● AIM OF THE EXERCISE: Skip the pictures and repeat each line of the data exactly.

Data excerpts
○ ○ ○

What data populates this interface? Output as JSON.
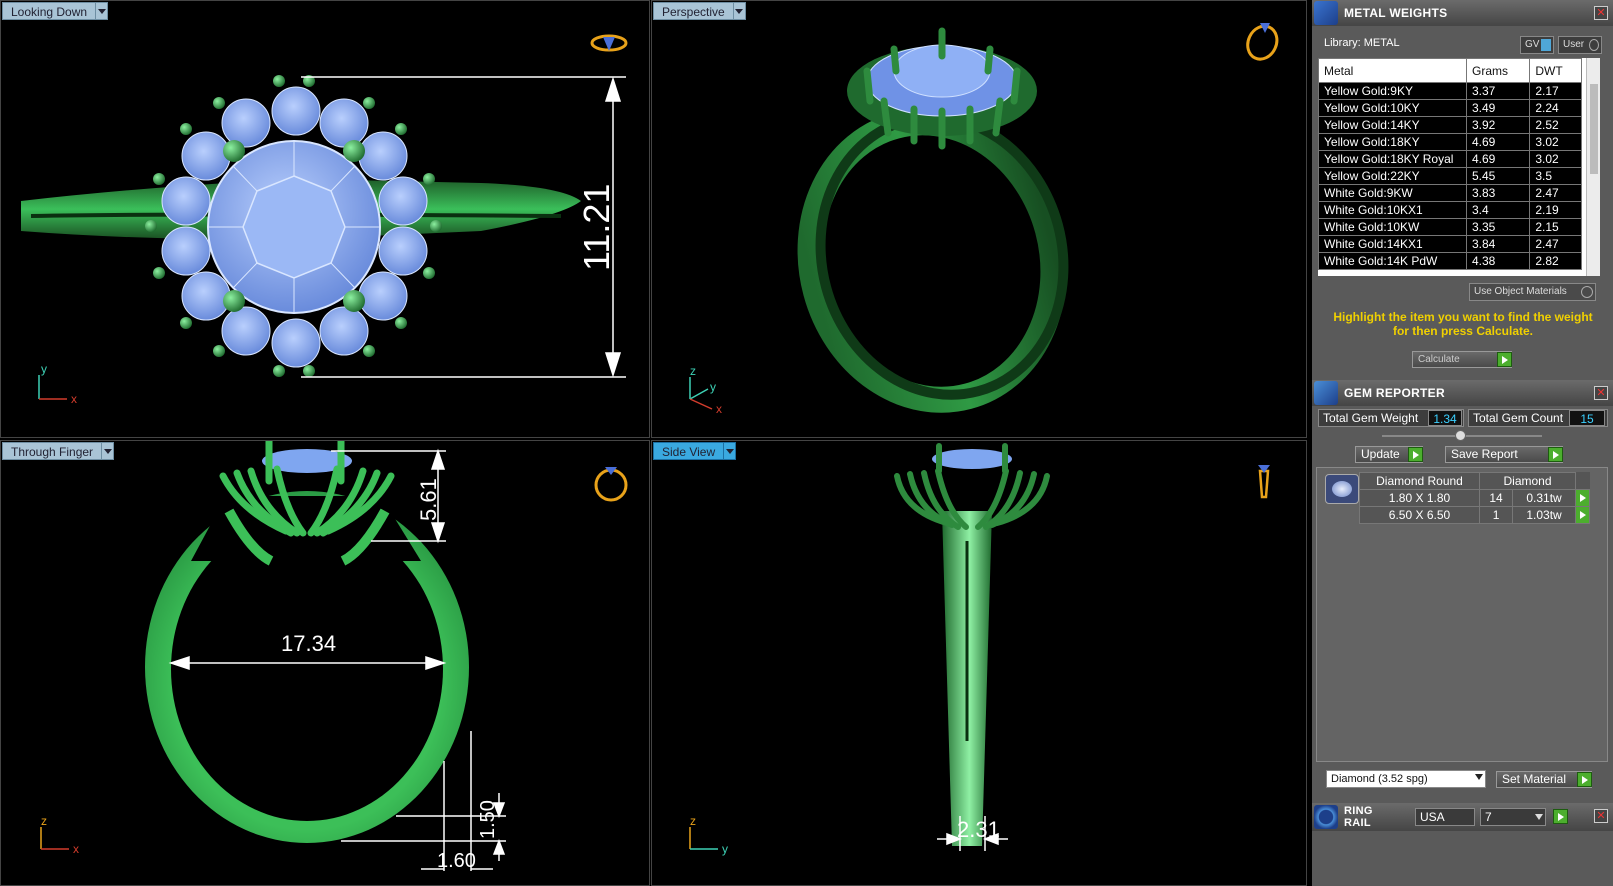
{
  "viewports": {
    "top_left": {
      "label": "Looking Down",
      "active": false,
      "dimension": "11.21",
      "axes": {
        "a": "y",
        "b": "x"
      }
    },
    "top_right": {
      "label": "Perspective",
      "active": false,
      "axes": {
        "a": "z",
        "b": "y",
        "c": "x"
      }
    },
    "bottom_left": {
      "label": "Through Finger",
      "active": false,
      "dimensions": [
        "5.61",
        "17.34",
        "1.50",
        "1.60"
      ],
      "axes": {
        "a": "z",
        "b": "x"
      }
    },
    "bottom_right": {
      "label": "Side View",
      "active": true,
      "dimension": "2.31",
      "axes": {
        "a": "z",
        "b": "y"
      }
    }
  },
  "metal_weights": {
    "title": "METAL WEIGHTS",
    "library_label": "Library: METAL",
    "gv_label": "GV",
    "user_label": "User",
    "columns": [
      "Metal",
      "Grams",
      "DWT"
    ],
    "rows": [
      {
        "metal": "Yellow Gold:9KY",
        "grams": "3.37",
        "dwt": "2.17"
      },
      {
        "metal": "Yellow Gold:10KY",
        "grams": "3.49",
        "dwt": "2.24"
      },
      {
        "metal": "Yellow Gold:14KY",
        "grams": "3.92",
        "dwt": "2.52"
      },
      {
        "metal": "Yellow Gold:18KY",
        "grams": "4.69",
        "dwt": "3.02"
      },
      {
        "metal": "Yellow Gold:18KY Royal",
        "grams": "4.69",
        "dwt": "3.02"
      },
      {
        "metal": "Yellow Gold:22KY",
        "grams": "5.45",
        "dwt": "3.5"
      },
      {
        "metal": "White Gold:9KW",
        "grams": "3.83",
        "dwt": "2.47"
      },
      {
        "metal": "White Gold:10KX1",
        "grams": "3.4",
        "dwt": "2.19"
      },
      {
        "metal": "White Gold:10KW",
        "grams": "3.35",
        "dwt": "2.15"
      },
      {
        "metal": "White Gold:14KX1",
        "grams": "3.84",
        "dwt": "2.47"
      },
      {
        "metal": "White Gold:14K PdW",
        "grams": "4.38",
        "dwt": "2.82"
      }
    ],
    "use_object_materials": "Use Object Materials",
    "instruction": "Highlight the item you want to find the weight for then press Calculate.",
    "calculate_label": "Calculate",
    "accent": "#f0d000"
  },
  "gem_reporter": {
    "title": "GEM REPORTER",
    "total_weight_label": "Total Gem Weight",
    "total_weight_value": "1.34",
    "total_count_label": "Total Gem Count",
    "total_count_value": "15",
    "update_label": "Update",
    "save_label": "Save Report",
    "header": {
      "cut": "Diamond Round",
      "material": "Diamond"
    },
    "rows": [
      {
        "size": "1.80 X 1.80",
        "count": "14",
        "weight": "0.31tw"
      },
      {
        "size": "6.50 X 6.50",
        "count": "1",
        "weight": "1.03tw"
      }
    ],
    "material_select": "Diamond    (3.52 spg)",
    "set_material_label": "Set Material"
  },
  "ring_rail": {
    "title": "RING RAIL",
    "region": "USA",
    "size": "7"
  },
  "colors": {
    "metal": "#2e8b3e",
    "metal_light": "#55d072",
    "gem": "#7fa6f0",
    "gem_line": "#cfe0ff",
    "icon_gold": "#e8a21a"
  }
}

○ ○ ○

● FINISHED EXERCISE:
What data populates this interface? Output as JSON.
{
  "viewports": {
    "top_left": {
      "label": "Looking Down",
      "active": false,
      "dimension": "11.21",
      "axes": {
        "a": "y",
        "b": "x"
      }
    },
    "top_right": {
      "label": "Perspective",
      "active": false,
      "axes": {
        "a": "z",
        "b": "y",
        "c": "x"
      }
    },
    "bottom_left": {
      "label": "Through Finger",
      "active": false,
      "dimensions": [
        "5.61",
        "17.34",
        "1.50",
        "1.60"
      ],
      "axes": {
        "a": "z",
        "b": "x"
      }
    },
    "bottom_right": {
      "label": "Side View",
      "active": true,
      "dimension": "2.31",
      "axes": {
        "a": "z",
        "b": "y"
      }
    }
  },
  "metal_weights": {
    "title": "METAL WEIGHTS",
    "library_label": "Library: METAL",
    "gv_label": "GV",
    "user_label": "User",
    "columns": [
      "Metal",
      "Grams",
      "DWT"
    ],
    "rows": [
      {
        "metal": "Yellow Gold:9KY",
        "grams": "3.37",
        "dwt": "2.17"
      },
      {
        "metal": "Yellow Gold:10KY",
        "grams": "3.49",
        "dwt": "2.24"
      },
      {
        "metal": "Yellow Gold:14KY",
        "grams": "3.92",
        "dwt": "2.52"
      },
      {
        "metal": "Yellow Gold:18KY",
        "grams": "4.69",
        "dwt": "3.02"
      },
      {
        "metal": "Yellow Gold:18KY Royal",
        "grams": "4.69",
        "dwt": "3.02"
      },
      {
        "metal": "Yellow Gold:22KY",
        "grams": "5.45",
        "dwt": "3.5"
      },
      {
        "metal": "White Gold:9KW",
        "grams": "3.83",
        "dwt": "2.47"
      },
      {
        "metal": "White Gold:10KX1",
        "grams": "3.4",
        "dwt": "2.19"
      },
      {
        "metal": "White Gold:10KW",
        "grams": "3.35",
        "dwt": "2.15"
      },
      {
        "metal": "White Gold:14KX1",
        "grams": "3.84",
        "dwt": "2.47"
      },
      {
        "metal": "White Gold:14K PdW",
        "grams": "4.38",
        "dwt": "2.82"
      }
    ],
    "use_object_materials": "Use Object Materials",
    "instruction": "Highlight the item you want to find the weight for then press Calculate.",
    "calculate_label": "Calculate",
    "accent": "#f0d000"
  },
  "gem_reporter": {
    "title": "GEM REPORTER",
    "total_weight_label": "Total Gem Weight",
    "total_weight_value": "1.34",
    "total_count_label": "Total Gem Count",
    "total_count_value": "15",
    "update_label": "Update",
    "save_label": "Save Report",
    "header": {
      "cut": "Diamond Round",
      "material": "Diamond"
    },
    "rows": [
      {
        "size": "1.80 X 1.80",
        "count": "14",
        "weight": "0.31tw"
      },
      {
        "size": "6.50 X 6.50",
        "count": "1",
        "weight": "1.03tw"
      }
    ],
    "material_select": "Diamond    (3.52 spg)",
    "set_material_label": "Set Material"
  },
  "ring_rail": {
    "title": "RING RAIL",
    "region": "USA",
    "size": "7"
  },
  "colors": {
    "metal": "#2e8b3e",
    "metal_light": "#55d072",
    "gem": "#7fa6f0",
    "gem_line": "#cfe0ff",
    "icon_gold": "#e8a21a"
  }
}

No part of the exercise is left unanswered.